----- MATERIAL PROVIDED

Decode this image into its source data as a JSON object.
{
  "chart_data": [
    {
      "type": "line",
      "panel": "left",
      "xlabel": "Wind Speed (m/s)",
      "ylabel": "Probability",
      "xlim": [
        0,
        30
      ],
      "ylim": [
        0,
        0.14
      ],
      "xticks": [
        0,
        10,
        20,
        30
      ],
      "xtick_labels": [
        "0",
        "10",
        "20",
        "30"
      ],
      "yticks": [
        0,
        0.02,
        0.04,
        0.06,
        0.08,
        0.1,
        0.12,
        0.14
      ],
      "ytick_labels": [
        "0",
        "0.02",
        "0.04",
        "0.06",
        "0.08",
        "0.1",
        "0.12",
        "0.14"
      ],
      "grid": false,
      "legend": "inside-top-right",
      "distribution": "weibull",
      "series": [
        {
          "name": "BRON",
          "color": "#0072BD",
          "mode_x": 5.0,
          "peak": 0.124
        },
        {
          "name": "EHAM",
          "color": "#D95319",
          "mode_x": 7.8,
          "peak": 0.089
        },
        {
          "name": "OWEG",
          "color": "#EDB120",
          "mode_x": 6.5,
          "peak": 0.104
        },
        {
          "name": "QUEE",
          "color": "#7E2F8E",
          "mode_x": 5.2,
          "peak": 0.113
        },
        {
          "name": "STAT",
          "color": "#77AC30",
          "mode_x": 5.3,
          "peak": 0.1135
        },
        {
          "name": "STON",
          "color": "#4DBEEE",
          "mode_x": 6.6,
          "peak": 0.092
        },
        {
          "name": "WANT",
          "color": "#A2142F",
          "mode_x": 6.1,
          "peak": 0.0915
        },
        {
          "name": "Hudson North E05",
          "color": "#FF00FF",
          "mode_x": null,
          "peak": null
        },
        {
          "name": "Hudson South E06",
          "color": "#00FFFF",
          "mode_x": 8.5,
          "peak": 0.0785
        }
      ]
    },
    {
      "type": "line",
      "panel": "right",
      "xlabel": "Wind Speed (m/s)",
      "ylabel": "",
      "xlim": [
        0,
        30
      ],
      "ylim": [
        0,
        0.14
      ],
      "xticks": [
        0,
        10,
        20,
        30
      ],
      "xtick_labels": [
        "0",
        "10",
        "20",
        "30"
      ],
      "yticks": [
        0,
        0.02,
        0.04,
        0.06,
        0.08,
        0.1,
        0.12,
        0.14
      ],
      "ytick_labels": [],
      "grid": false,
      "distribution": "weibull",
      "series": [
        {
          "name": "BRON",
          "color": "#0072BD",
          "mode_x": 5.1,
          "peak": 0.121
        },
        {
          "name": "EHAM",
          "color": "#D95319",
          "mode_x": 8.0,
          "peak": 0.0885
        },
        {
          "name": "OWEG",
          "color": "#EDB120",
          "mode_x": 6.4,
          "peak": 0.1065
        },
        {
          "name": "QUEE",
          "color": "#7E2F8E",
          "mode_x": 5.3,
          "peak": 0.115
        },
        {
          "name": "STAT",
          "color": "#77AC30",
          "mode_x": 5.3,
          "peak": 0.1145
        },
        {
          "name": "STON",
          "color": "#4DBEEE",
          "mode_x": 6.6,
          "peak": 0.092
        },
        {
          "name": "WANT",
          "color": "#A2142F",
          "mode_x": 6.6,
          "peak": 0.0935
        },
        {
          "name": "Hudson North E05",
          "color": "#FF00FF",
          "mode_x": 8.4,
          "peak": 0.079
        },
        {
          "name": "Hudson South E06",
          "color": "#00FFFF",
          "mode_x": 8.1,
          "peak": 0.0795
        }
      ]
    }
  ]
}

----------

*AIM:*
Every entry must be retyped in full, exactly as given.

*EXPECTED ANSWER:*
Decode this image into its source data as a JSON object.
{
  "chart_data": [
    {
      "type": "line",
      "panel": "left",
      "xlabel": "Wind Speed (m/s)",
      "ylabel": "Probability",
      "xlim": [
        0,
        30
      ],
      "ylim": [
        0,
        0.14
      ],
      "xticks": [
        0,
        10,
        20,
        30
      ],
      "xtick_labels": [
        "0",
        "10",
        "20",
        "30"
      ],
      "yticks": [
        0,
        0.02,
        0.04,
        0.06,
        0.08,
        0.1,
        0.12,
        0.14
      ],
      "ytick_labels": [
        "0",
        "0.02",
        "0.04",
        "0.06",
        "0.08",
        "0.1",
        "0.12",
        "0.14"
      ],
      "grid": false,
      "legend": "inside-top-right",
      "distribution": "weibull",
      "series": [
        {
          "name": "BRON",
          "color": "#0072BD",
          "mode_x": 5.0,
          "peak": 0.124
        },
        {
          "name": "EHAM",
          "color": "#D95319",
          "mode_x": 7.8,
          "peak": 0.089
        },
        {
          "name": "OWEG",
          "color": "#EDB120",
          "mode_x": 6.5,
          "peak": 0.104
        },
        {
          "name": "QUEE",
          "color": "#7E2F8E",
          "mode_x": 5.2,
          "peak": 0.113
        },
        {
          "name": "STAT",
          "color": "#77AC30",
          "mode_x": 5.3,
          "peak": 0.1135
        },
        {
          "name": "STON",
          "color": "#4DBEEE",
          "mode_x": 6.6,
          "peak": 0.092
        },
        {
          "name": "WANT",
          "color": "#A2142F",
          "mode_x": 6.1,
          "peak": 0.0915
        },
        {
          "name": "Hudson North E05",
          "color": "#FF00FF",
          "mode_x": null,
          "peak": null
        },
        {
          "name": "Hudson South E06",
          "color": "#00FFFF",
          "mode_x": 8.5,
          "peak": 0.0785
        }
      ]
    },
    {
      "type": "line",
      "panel": "right",
      "xlabel": "Wind Speed (m/s)",
      "ylabel": "",
      "xlim": [
        0,
        30
      ],
      "ylim": [
        0,
        0.14
      ],
      "xticks": [
        0,
        10,
        20,
        30
      ],
      "xtick_labels": [
        "0",
        "10",
        "20",
        "30"
      ],
      "yticks": [
        0,
        0.02,
        0.04,
        0.06,
        0.08,
        0.1,
        0.12,
        0.14
      ],
      "ytick_labels": [],
      "grid": false,
      "distribution": "weibull",
      "series": [
        {
          "name": "BRON",
          "color": "#0072BD",
          "mode_x": 5.1,
          "peak": 0.121
        },
        {
          "name": "EHAM",
          "color": "#D95319",
          "mode_x": 8.0,
          "peak": 0.0885
        },
        {
          "name": "OWEG",
          "color": "#EDB120",
          "mode_x": 6.4,
          "peak": 0.1065
        },
        {
          "name": "QUEE",
          "color": "#7E2F8E",
          "mode_x": 5.3,
          "peak": 0.115
        },
        {
          "name": "STAT",
          "color": "#77AC30",
          "mode_x": 5.3,
          "peak": 0.1145
        },
        {
          "name": "STON",
          "color": "#4DBEEE",
          "mode_x": 6.6,
          "peak": 0.092
        },
        {
          "name": "WANT",
          "color": "#A2142F",
          "mode_x": 6.6,
          "peak": 0.0935
        },
        {
          "name": "Hudson North E05",
          "color": "#FF00FF",
          "mode_x": 8.4,
          "peak": 0.079
        },
        {
          "name": "Hudson South E06",
          "color": "#00FFFF",
          "mode_x": 8.1,
          "peak": 0.0795
        }
      ]
    }
  ]
}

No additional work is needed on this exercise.